Given data ▸

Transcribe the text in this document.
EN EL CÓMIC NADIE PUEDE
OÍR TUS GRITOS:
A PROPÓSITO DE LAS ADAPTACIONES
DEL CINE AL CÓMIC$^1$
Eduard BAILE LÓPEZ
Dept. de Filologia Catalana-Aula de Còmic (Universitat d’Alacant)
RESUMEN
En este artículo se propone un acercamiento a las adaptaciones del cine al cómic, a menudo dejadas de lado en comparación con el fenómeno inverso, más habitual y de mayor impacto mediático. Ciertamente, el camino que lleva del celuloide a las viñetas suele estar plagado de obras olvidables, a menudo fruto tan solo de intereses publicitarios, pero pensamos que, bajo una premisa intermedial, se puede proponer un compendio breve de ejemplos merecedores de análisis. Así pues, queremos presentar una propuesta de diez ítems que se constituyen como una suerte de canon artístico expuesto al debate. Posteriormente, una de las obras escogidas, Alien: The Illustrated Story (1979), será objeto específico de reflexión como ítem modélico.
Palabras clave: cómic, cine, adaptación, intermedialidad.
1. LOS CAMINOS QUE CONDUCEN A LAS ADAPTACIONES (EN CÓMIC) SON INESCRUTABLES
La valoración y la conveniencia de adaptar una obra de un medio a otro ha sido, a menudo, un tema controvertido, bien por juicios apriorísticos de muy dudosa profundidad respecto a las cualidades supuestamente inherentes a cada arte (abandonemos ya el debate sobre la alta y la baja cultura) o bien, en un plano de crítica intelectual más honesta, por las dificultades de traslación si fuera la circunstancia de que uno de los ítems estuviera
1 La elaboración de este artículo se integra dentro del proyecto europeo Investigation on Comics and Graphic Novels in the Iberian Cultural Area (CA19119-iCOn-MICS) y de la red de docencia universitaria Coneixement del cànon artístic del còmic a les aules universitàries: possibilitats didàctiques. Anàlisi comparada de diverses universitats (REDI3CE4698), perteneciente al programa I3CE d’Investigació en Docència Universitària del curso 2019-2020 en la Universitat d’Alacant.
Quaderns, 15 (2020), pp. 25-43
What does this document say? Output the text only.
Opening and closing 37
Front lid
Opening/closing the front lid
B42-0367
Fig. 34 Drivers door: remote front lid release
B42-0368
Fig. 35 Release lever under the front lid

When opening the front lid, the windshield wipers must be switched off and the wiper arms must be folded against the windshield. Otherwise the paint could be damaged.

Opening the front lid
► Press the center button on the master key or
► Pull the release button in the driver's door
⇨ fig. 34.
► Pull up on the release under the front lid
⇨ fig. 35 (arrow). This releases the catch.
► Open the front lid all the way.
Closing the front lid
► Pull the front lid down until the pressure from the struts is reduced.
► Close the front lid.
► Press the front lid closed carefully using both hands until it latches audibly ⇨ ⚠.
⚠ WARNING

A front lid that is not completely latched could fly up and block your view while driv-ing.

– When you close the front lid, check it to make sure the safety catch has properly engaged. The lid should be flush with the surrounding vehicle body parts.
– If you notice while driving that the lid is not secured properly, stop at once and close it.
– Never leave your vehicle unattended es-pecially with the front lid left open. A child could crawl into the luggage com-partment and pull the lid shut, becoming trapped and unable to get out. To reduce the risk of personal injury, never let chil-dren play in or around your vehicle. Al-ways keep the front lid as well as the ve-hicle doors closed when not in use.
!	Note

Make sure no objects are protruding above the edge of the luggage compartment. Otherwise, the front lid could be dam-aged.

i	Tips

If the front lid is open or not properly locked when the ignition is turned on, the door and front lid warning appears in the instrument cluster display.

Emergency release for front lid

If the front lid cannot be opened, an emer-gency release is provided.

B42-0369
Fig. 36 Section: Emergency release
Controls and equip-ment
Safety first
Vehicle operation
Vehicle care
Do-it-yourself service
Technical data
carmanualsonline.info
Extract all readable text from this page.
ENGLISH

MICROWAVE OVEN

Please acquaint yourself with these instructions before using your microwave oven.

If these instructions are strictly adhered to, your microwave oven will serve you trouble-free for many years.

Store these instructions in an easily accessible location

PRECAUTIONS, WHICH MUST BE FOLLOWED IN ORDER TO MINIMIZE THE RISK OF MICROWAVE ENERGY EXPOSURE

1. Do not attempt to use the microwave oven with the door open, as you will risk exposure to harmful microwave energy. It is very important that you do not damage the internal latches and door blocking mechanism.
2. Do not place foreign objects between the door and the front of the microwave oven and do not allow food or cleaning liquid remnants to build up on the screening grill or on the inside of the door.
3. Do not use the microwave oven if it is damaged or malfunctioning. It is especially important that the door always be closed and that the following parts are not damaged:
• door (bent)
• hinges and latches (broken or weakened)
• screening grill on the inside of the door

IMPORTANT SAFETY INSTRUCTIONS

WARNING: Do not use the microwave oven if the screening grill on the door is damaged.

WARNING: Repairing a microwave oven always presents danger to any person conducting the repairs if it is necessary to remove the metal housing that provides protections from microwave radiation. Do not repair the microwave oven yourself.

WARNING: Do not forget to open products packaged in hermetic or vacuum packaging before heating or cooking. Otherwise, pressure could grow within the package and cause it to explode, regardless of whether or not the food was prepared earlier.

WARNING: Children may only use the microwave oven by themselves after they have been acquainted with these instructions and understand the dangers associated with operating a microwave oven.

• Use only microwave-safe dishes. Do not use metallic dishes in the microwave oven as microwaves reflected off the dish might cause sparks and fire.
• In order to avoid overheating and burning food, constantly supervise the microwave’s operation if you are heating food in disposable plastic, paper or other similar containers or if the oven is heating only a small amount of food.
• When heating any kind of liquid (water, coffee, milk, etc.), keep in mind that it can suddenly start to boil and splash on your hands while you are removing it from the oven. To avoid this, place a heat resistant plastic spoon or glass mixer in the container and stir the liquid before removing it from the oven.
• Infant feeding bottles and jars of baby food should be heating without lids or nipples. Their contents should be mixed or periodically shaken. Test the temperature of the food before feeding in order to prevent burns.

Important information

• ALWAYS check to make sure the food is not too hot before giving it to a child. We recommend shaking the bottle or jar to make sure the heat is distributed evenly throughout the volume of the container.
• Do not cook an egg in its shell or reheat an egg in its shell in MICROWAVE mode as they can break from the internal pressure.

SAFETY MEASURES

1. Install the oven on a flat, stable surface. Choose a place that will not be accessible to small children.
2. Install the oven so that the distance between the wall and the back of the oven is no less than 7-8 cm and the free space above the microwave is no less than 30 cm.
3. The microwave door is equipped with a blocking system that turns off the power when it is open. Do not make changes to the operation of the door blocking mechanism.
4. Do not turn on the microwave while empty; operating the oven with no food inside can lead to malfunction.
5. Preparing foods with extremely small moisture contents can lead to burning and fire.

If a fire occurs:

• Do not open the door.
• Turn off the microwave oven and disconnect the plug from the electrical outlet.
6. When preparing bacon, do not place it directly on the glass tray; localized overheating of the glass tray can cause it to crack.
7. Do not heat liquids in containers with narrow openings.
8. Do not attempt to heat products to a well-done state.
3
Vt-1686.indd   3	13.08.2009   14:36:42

Instruction ▸
Collect, from the material above, every line containing the word "yourself".

Written response ▸
Do-it-yourself service
Please acquaint yourself with these instructions before using your microwave oven.
WARNING: Repairing a microwave oven always presents danger to any person conducting the repairs if it is necessary to remove the metal housing that provides protections from microwave radiation. Do not repair the microwave oven yourself.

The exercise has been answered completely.